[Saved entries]
··········

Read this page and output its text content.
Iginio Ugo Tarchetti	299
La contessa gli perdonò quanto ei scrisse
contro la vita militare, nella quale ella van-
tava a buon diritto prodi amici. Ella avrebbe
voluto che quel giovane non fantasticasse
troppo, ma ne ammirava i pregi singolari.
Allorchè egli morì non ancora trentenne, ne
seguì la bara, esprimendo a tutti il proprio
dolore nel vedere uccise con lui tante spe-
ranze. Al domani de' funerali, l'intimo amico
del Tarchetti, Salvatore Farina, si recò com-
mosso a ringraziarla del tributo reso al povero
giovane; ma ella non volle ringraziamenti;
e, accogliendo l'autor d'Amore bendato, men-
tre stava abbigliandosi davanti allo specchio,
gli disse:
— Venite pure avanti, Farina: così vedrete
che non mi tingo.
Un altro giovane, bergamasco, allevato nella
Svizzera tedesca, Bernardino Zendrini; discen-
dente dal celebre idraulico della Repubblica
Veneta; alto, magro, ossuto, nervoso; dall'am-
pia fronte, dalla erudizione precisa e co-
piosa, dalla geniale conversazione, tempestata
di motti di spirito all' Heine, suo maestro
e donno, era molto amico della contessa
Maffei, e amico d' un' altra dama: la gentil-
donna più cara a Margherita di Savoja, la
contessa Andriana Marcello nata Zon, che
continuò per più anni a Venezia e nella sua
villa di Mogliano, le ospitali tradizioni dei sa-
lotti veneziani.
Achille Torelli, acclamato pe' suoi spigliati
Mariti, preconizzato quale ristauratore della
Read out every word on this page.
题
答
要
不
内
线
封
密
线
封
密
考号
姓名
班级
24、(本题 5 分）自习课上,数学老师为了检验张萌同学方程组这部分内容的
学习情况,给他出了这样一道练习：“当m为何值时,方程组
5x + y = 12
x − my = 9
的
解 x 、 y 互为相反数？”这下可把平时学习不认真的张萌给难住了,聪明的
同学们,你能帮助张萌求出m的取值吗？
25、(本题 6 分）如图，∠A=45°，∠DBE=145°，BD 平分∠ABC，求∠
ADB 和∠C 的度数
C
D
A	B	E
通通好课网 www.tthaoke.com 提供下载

··········

What you are asked to do: Repeat the records exactly, including every line.

Written response:
Read this page and output its text content.
Iginio Ugo Tarchetti	299
La contessa gli perdonò quanto ei scrisse
contro la vita militare, nella quale ella van-
tava a buon diritto prodi amici. Ella avrebbe
voluto che quel giovane non fantasticasse
troppo, ma ne ammirava i pregi singolari.
Allorchè egli morì non ancora trentenne, ne
seguì la bara, esprimendo a tutti il proprio
dolore nel vedere uccise con lui tante spe-
ranze. Al domani de' funerali, l'intimo amico
del Tarchetti, Salvatore Farina, si recò com-
mosso a ringraziarla del tributo reso al povero
giovane; ma ella non volle ringraziamenti;
e, accogliendo l'autor d'Amore bendato, men-
tre stava abbigliandosi davanti allo specchio,
gli disse:
— Venite pure avanti, Farina: così vedrete
che non mi tingo.
Un altro giovane, bergamasco, allevato nella
Svizzera tedesca, Bernardino Zendrini; discen-
dente dal celebre idraulico della Repubblica
Veneta; alto, magro, ossuto, nervoso; dall'am-
pia fronte, dalla erudizione precisa e co-
piosa, dalla geniale conversazione, tempestata
di motti di spirito all' Heine, suo maestro
e donno, era molto amico della contessa
Maffei, e amico d' un' altra dama: la gentil-
donna più cara a Margherita di Savoja, la
contessa Andriana Marcello nata Zon, che
continuò per più anni a Venezia e nella sua
villa di Mogliano, le ospitali tradizioni dei sa-
lotti veneziani.
Achille Torelli, acclamato pe' suoi spigliati
Mariti, preconizzato quale ristauratore della
Read out every word on this page.
题
答
要
不
内
线
封
密
线
封
密
考号
姓名
班级
24、(本题 5 分）自习课上,数学老师为了检验张萌同学方程组这部分内容的
学习情况,给他出了这样一道练习：“当m为何值时,方程组
5x + y = 12
x − my = 9
的
解 x 、 y 互为相反数？”这下可把平时学习不认真的张萌给难住了,聪明的
同学们,你能帮助张萌求出m的取值吗？
25、(本题 6 分）如图，∠A=45°，∠DBE=145°，BD 平分∠ABC，求∠
ADB 和∠C 的度数
C
D
A	B	E
通通好课网 www.tthaoke.com 提供下载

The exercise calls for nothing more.